**REQUIRED WORK:**
1 – In the text on transaction fees, what percentage of the remaining fee goes to the treasury?
2 – Please continue the text on transaction fees from where it stops.

Step Calculation Amount
Total fee 21,000 × 100 Gwei 2,100,000 Gwei
Burn (fixed) 1,000 Gwei
Remaining 2,100,000 − 1,000 2,099,000 Gwei
Treasury (15%) 2,099,000 × 0.15 314,850 Gwei
Validator 2,099,000 − 314,850 1,784,150 Gwei

6.4 Fee transparency

Each transaction emits an event documenting the fee split:

Event Contract Data
XGRFeeSplit 0x...fEE1 (donationFee, validatorFee, burnedFee)

This enables transparent tracking of fee distribution for auditing and analytics.


7. Best practices for integration

7.1 General recommendations

Area Recommendation
Fee estimation Use RPC endpoints; avoid hardcoding gas prices
Transaction type EIP-1559 (Type 2) preferred for better UX
Buffer strategy 10-20% buffer typically sufficient (vs. 100%+ on volatile networks)
Retry logic Standard retry patterns; fee bumping rarely needed

7.2 For wallet integrations

Aspect Recommendation
Fee display Show expected cost (effective price), not maximum
User messaging Emphasize price stability as a feature
Advanced settings Allow users to reduce maxFeePerGas buffer if desired
Stuck transactions Rare under normal conditions; standard replacement works

7.3 For dApp backends

Aspect Recommendation
Cost budgeting Query current minBaseFee + 10% buffer
Batch operations Combine operations where possible to reduce per-TX overhead
Monitoring Alert if baseFeePerGas > 1.5× minBaseFee (indicates congestion)

**DATA TO EXAMINE:**
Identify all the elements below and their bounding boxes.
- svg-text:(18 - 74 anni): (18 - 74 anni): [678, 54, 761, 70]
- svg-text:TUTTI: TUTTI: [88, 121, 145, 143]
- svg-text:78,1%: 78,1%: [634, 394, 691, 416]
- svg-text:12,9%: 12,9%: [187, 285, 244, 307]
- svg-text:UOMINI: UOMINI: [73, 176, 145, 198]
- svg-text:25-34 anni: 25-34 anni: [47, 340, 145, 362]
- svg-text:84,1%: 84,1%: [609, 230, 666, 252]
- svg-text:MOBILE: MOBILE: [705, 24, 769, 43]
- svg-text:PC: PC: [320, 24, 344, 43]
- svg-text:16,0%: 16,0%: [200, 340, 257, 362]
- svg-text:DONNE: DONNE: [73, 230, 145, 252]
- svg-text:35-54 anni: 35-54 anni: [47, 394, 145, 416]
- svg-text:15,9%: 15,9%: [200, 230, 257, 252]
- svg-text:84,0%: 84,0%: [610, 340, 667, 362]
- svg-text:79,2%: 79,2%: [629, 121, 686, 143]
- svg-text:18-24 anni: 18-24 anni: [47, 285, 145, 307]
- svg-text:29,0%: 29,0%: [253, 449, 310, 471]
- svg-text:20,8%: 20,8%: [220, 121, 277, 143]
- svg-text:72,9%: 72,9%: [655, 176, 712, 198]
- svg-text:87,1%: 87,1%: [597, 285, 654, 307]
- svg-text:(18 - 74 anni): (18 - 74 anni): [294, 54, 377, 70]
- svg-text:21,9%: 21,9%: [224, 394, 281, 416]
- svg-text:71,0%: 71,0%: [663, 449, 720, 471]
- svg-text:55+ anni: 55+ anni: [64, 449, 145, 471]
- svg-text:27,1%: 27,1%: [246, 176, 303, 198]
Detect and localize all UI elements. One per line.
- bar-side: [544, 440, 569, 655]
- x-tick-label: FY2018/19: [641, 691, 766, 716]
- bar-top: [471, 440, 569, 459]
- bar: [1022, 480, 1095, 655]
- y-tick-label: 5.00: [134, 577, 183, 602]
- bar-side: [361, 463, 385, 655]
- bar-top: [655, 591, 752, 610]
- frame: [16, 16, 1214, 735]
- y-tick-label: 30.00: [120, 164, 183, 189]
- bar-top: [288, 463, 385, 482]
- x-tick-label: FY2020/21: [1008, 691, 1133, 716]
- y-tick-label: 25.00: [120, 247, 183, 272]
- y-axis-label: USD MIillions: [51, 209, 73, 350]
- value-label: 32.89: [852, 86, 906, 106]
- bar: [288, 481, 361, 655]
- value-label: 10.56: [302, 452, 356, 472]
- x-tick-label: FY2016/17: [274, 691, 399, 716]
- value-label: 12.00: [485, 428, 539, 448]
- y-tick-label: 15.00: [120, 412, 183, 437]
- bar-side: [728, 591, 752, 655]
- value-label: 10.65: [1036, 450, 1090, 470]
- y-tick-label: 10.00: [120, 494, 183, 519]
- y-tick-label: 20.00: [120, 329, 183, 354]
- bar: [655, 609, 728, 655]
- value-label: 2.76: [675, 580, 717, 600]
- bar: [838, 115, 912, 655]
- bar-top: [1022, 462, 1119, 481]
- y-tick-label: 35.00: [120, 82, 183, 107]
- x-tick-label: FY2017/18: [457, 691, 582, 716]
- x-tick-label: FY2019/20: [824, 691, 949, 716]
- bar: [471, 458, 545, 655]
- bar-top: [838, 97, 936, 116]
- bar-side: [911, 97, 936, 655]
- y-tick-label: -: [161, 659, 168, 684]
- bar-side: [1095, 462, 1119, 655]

**RESPONSES IN ORDER:**
1 – 15%

2 –
SLA planning Use minBaseFee as baseline for cost guarantees

7.4 For smart contract developers

Aspect Recommendation
Gas optimization Still valuable—reduces costs proportionally
Refund mechanisms Work normally; unused gas refunded at effective price
Gas stipends Standard 2300 gas stipend for .transfer() applies
Cost estimation Stable pricing simplifies gas cost documentation

8. FAQ

Pricing

Q: What is the minimum gas price?
A: Transactions must pay at least the current baseFee, which equals minBaseFee under normal conditions. This value is governed on-chain via the EngineRegistry contract.

Q: Can gas prices go to zero?
A: No. The network enforces a minimum base fee that is always greater than zero.

Q: Why does my wallet suggest a high maxFeePerGas?
A: Standard tooling uses a 2× buffer for volatile networks. On XGR this is usually unnecessary, but setting a high maximum does not increase actual costs.

Q: How do I get the current minimum base fee?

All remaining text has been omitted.